** Exercise task **
Wherever "RyAF" appears in a line, list that line.

** Supplied data **
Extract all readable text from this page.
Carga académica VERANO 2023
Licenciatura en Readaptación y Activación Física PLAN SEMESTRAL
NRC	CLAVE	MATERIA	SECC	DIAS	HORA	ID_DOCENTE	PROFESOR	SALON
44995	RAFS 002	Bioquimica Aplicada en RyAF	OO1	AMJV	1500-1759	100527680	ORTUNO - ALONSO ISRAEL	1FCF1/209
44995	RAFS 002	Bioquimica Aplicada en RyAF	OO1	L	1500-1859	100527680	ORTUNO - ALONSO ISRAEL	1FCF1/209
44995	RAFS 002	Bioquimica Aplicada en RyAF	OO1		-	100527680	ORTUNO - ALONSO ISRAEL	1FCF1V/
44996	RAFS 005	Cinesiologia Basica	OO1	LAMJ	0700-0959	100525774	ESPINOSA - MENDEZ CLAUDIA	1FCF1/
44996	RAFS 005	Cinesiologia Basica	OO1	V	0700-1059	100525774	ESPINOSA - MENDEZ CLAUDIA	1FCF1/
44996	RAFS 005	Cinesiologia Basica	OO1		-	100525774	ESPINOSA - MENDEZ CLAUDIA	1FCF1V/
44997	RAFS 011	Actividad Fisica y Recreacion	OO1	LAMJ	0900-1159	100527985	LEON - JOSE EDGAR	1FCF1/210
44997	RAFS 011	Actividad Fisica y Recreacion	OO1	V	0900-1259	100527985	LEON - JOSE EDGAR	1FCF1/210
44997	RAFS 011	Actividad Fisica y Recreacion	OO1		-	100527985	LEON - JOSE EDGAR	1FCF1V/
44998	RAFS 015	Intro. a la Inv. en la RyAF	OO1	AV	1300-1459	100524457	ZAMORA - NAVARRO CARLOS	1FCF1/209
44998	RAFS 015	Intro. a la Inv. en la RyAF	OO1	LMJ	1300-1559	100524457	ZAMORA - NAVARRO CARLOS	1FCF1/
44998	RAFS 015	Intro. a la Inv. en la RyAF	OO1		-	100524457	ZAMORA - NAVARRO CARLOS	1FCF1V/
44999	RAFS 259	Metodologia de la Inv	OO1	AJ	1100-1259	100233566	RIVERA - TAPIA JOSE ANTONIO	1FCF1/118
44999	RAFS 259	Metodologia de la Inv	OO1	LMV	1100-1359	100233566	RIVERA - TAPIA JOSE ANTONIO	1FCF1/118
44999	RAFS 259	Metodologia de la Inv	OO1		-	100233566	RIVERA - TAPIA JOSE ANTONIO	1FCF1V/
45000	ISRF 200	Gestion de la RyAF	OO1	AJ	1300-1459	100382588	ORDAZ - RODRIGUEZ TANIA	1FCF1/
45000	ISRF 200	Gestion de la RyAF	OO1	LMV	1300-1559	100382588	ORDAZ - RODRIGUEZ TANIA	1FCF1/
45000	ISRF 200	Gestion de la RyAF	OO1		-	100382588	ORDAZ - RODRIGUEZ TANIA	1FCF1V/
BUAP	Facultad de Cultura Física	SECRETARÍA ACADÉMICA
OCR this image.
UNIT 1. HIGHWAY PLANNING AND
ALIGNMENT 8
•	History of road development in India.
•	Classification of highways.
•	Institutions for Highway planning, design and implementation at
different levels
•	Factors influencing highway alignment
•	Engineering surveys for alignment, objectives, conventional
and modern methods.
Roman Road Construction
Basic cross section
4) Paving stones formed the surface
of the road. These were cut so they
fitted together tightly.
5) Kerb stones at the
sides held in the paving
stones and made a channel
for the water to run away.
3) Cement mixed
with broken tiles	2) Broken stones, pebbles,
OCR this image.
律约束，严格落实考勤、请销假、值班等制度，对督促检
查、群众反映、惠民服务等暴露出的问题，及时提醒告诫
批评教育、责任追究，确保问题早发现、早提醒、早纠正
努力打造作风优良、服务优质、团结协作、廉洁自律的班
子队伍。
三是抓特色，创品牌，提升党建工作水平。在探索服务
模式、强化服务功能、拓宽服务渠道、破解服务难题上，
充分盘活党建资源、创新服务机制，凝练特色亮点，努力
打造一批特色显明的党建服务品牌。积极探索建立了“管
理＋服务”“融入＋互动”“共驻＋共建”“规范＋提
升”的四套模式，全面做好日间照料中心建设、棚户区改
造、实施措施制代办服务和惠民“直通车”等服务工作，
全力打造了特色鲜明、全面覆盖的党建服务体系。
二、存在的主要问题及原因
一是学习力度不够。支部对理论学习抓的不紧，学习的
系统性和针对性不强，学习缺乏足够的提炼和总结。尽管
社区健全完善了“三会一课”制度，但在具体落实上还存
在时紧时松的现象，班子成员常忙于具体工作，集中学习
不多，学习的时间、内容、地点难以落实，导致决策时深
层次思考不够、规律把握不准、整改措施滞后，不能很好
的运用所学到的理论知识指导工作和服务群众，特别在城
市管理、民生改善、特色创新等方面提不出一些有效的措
...
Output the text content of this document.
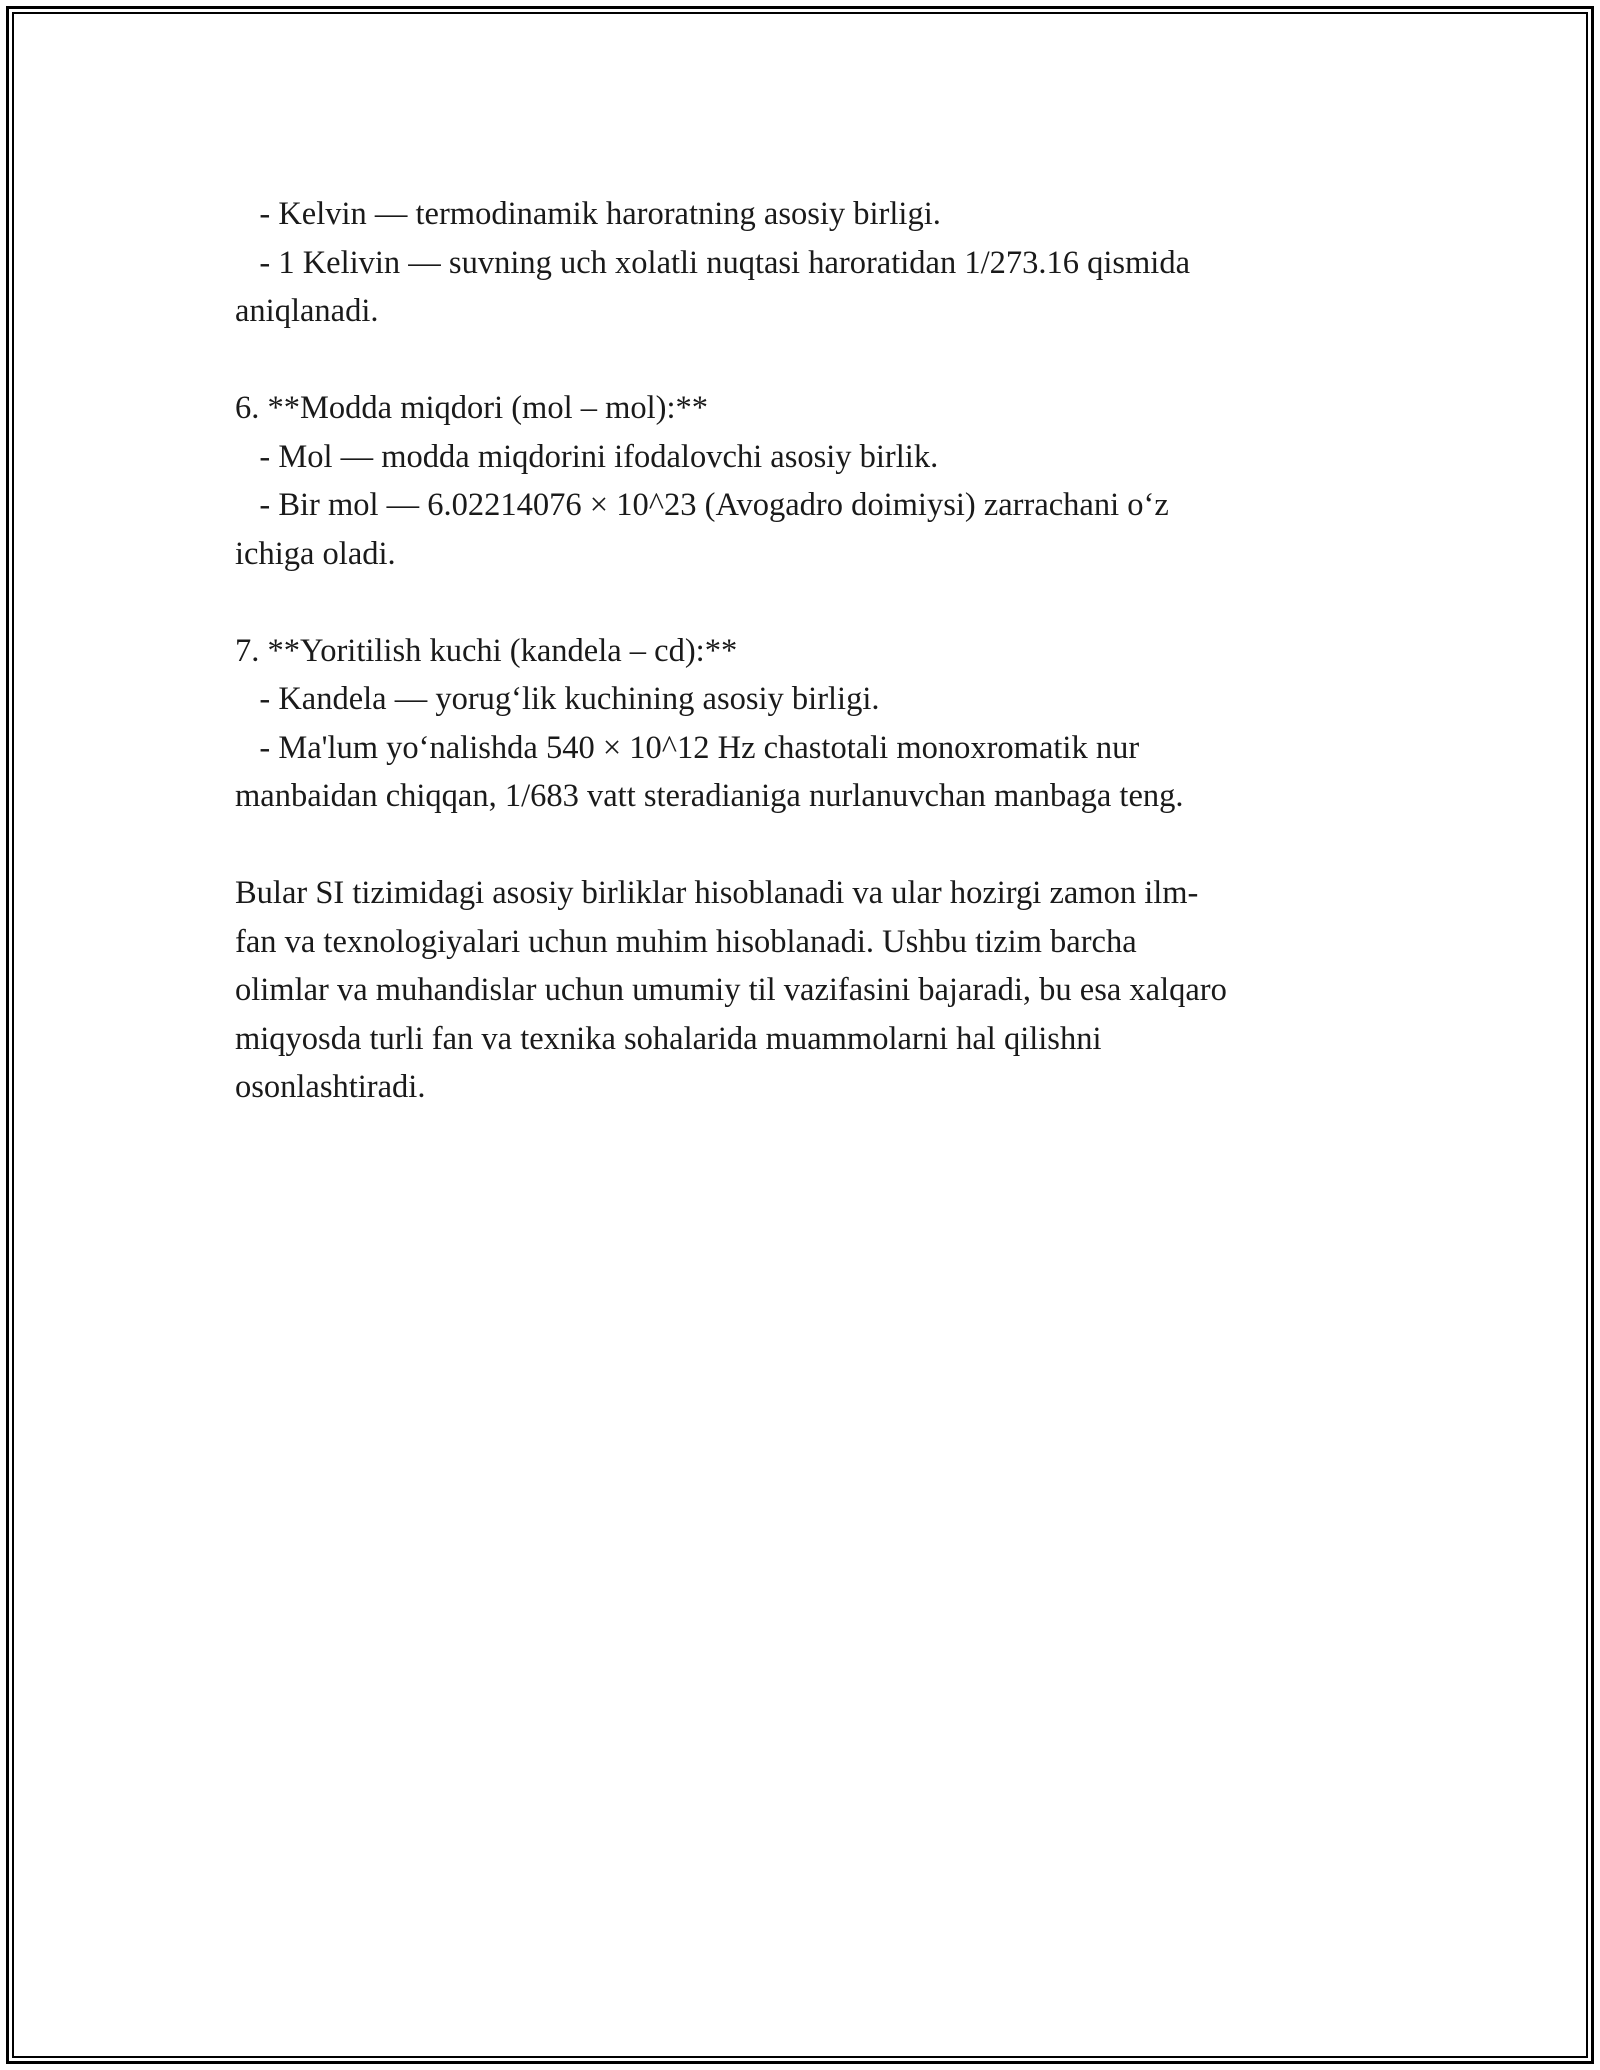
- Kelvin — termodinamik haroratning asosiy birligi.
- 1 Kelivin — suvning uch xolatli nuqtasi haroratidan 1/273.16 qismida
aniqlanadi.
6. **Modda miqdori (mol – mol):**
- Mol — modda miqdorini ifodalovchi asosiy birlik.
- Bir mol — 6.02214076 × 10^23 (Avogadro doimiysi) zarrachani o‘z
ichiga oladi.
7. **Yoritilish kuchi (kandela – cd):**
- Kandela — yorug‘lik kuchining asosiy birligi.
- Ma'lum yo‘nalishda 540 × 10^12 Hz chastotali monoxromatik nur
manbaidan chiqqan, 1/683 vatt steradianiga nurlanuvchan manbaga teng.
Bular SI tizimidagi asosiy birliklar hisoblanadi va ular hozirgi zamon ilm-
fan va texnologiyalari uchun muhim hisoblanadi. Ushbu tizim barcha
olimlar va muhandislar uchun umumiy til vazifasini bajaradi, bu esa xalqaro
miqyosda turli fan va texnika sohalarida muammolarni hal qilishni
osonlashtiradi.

** Response below **
44995	RAFS 002	Bioquimica Aplicada en RyAF	OO1	AMJV	1500-1759	100527680	ORTUNO - ALONSO ISRAEL	1FCF1/209
44995	RAFS 002	Bioquimica Aplicada en RyAF	OO1	L	1500-1859	100527680	ORTUNO - ALONSO ISRAEL	1FCF1/209
44995	RAFS 002	Bioquimica Aplicada en RyAF	OO1		-	100527680	ORTUNO - ALONSO ISRAEL	1FCF1V/
44998	RAFS 015	Intro. a la Inv. en la RyAF	OO1	AV	1300-1459	100524457	ZAMORA - NAVARRO CARLOS	1FCF1/209
44998	RAFS 015	Intro. a la Inv. en la RyAF	OO1	LMJ	1300-1559	100524457	ZAMORA - NAVARRO CARLOS	1FCF1/
44998	RAFS 015	Intro. a la Inv. en la RyAF	OO1		-	100524457	ZAMORA - NAVARRO CARLOS	1FCF1V/
45000	ISRF 200	Gestion de la RyAF	OO1	AJ	1300-1459	100382588	ORDAZ - RODRIGUEZ TANIA	1FCF1/
45000	ISRF 200	Gestion de la RyAF	OO1	LMV	1300-1559	100382588	ORDAZ - RODRIGUEZ TANIA	1FCF1/
45000	ISRF 200	Gestion de la RyAF	OO1		-	100382588	ORDAZ - RODRIGUEZ TANIA	1FCF1V/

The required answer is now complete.